==== Data section ====
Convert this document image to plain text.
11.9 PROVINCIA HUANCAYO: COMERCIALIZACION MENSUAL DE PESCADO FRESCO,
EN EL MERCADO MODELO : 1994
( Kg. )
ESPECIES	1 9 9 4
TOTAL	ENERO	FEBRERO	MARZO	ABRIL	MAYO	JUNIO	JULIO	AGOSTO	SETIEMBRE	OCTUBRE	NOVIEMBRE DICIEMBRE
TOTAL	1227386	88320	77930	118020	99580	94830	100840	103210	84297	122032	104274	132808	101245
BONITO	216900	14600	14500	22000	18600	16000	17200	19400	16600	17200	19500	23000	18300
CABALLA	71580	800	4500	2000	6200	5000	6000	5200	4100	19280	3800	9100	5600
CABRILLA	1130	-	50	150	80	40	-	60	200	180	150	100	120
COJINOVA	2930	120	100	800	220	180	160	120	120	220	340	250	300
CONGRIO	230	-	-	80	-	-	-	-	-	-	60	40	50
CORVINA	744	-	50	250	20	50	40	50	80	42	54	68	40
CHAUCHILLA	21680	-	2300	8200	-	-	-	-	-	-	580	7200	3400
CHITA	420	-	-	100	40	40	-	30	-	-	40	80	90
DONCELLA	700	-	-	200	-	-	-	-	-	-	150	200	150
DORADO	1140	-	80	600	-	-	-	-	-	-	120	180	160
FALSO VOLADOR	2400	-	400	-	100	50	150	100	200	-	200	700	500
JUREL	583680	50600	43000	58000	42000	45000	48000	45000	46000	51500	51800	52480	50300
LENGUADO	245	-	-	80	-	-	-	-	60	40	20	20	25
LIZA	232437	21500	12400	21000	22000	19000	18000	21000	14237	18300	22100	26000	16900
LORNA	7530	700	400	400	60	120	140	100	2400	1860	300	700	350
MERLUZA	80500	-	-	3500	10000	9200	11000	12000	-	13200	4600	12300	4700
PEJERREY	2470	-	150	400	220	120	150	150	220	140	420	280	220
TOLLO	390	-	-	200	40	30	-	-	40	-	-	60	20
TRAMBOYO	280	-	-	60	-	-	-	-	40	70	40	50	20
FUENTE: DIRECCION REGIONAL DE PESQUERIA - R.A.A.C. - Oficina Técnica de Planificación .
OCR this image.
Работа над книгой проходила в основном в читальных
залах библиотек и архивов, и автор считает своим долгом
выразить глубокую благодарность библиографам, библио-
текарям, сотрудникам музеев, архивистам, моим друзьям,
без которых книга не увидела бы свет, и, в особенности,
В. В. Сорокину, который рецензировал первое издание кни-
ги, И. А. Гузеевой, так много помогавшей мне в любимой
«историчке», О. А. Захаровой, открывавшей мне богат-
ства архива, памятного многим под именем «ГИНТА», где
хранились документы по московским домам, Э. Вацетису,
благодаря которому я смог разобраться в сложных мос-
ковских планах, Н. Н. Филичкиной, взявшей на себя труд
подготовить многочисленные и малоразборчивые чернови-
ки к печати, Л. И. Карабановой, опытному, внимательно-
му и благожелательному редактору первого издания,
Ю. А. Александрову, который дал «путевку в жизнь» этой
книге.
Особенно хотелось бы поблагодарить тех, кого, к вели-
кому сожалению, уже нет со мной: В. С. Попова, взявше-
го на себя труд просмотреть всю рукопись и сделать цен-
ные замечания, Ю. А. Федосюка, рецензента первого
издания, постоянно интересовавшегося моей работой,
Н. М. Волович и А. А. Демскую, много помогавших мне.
====
# What the task asks
Extract all the entries word for word.

# Solution to this exercise
Convert this document image to plain text.
11.9 PROVINCIA HUANCAYO: COMERCIALIZACION MENSUAL DE PESCADO FRESCO,
EN EL MERCADO MODELO : 1994
( Kg. )
ESPECIES	1 9 9 4
TOTAL	ENERO	FEBRERO	MARZO	ABRIL	MAYO	JUNIO	JULIO	AGOSTO	SETIEMBRE	OCTUBRE	NOVIEMBRE DICIEMBRE
TOTAL	1227386	88320	77930	118020	99580	94830	100840	103210	84297	122032	104274	132808	101245
BONITO	216900	14600	14500	22000	18600	16000	17200	19400	16600	17200	19500	23000	18300
CABALLA	71580	800	4500	2000	6200	5000	6000	5200	4100	19280	3800	9100	5600
CABRILLA	1130	-	50	150	80	40	-	60	200	180	150	100	120
COJINOVA	2930	120	100	800	220	180	160	120	120	220	340	250	300
CONGRIO	230	-	-	80	-	-	-	-	-	-	60	40	50
CORVINA	744	-	50	250	20	50	40	50	80	42	54	68	40
CHAUCHILLA	21680	-	2300	8200	-	-	-	-	-	-	580	7200	3400
CHITA	420	-	-	100	40	40	-	30	-	-	40	80	90
DONCELLA	700	-	-	200	-	-	-	-	-	-	150	200	150
DORADO	1140	-	80	600	-	-	-	-	-	-	120	180	160
FALSO VOLADOR	2400	-	400	-	100	50	150	100	200	-	200	700	500
JUREL	583680	50600	43000	58000	42000	45000	48000	45000	46000	51500	51800	52480	50300
LENGUADO	245	-	-	80	-	-	-	-	60	40	20	20	25
LIZA	232437	21500	12400	21000	22000	19000	18000	21000	14237	18300	22100	26000	16900
LORNA	7530	700	400	400	60	120	140	100	2400	1860	300	700	350
MERLUZA	80500	-	-	3500	10000	9200	11000	12000	-	13200	4600	12300	4700
PEJERREY	2470	-	150	400	220	120	150	150	220	140	420	280	220
TOLLO	390	-	-	200	40	30	-	-	40	-	-	60	20
TRAMBOYO	280	-	-	60	-	-	-	-	40	70	40	50	20
FUENTE: DIRECCION REGIONAL DE PESQUERIA - R.A.A.C. - Oficina Técnica de Planificación .
OCR this image.
Работа над книгой проходила в основном в читальных
залах библиотек и архивов, и автор считает своим долгом
выразить глубокую благодарность библиографам, библио-
текарям, сотрудникам музеев, архивистам, моим друзьям,
без которых книга не увидела бы свет, и, в особенности,
В. В. Сорокину, который рецензировал первое издание кни-
ги, И. А. Гузеевой, так много помогавшей мне в любимой
«историчке», О. А. Захаровой, открывавшей мне богат-
ства архива, памятного многим под именем «ГИНТА», где
хранились документы по московским домам, Э. Вацетису,
благодаря которому я смог разобраться в сложных мос-
ковских планах, Н. Н. Филичкиной, взявшей на себя труд
подготовить многочисленные и малоразборчивые чернови-
ки к печати, Л. И. Карабановой, опытному, внимательно-
му и благожелательному редактору первого издания,
Ю. А. Александрову, который дал «путевку в жизнь» этой
книге.
Особенно хотелось бы поблагодарить тех, кого, к вели-
кому сожалению, уже нет со мной: В. С. Попова, взявше-
го на себя труд просмотреть всю рукопись и сделать цен-
ные замечания, Ю. А. Федосюка, рецензента первого
издания, постоянно интересовавшегося моей работой,
Н. М. Волович и А. А. Демскую, много помогавших мне.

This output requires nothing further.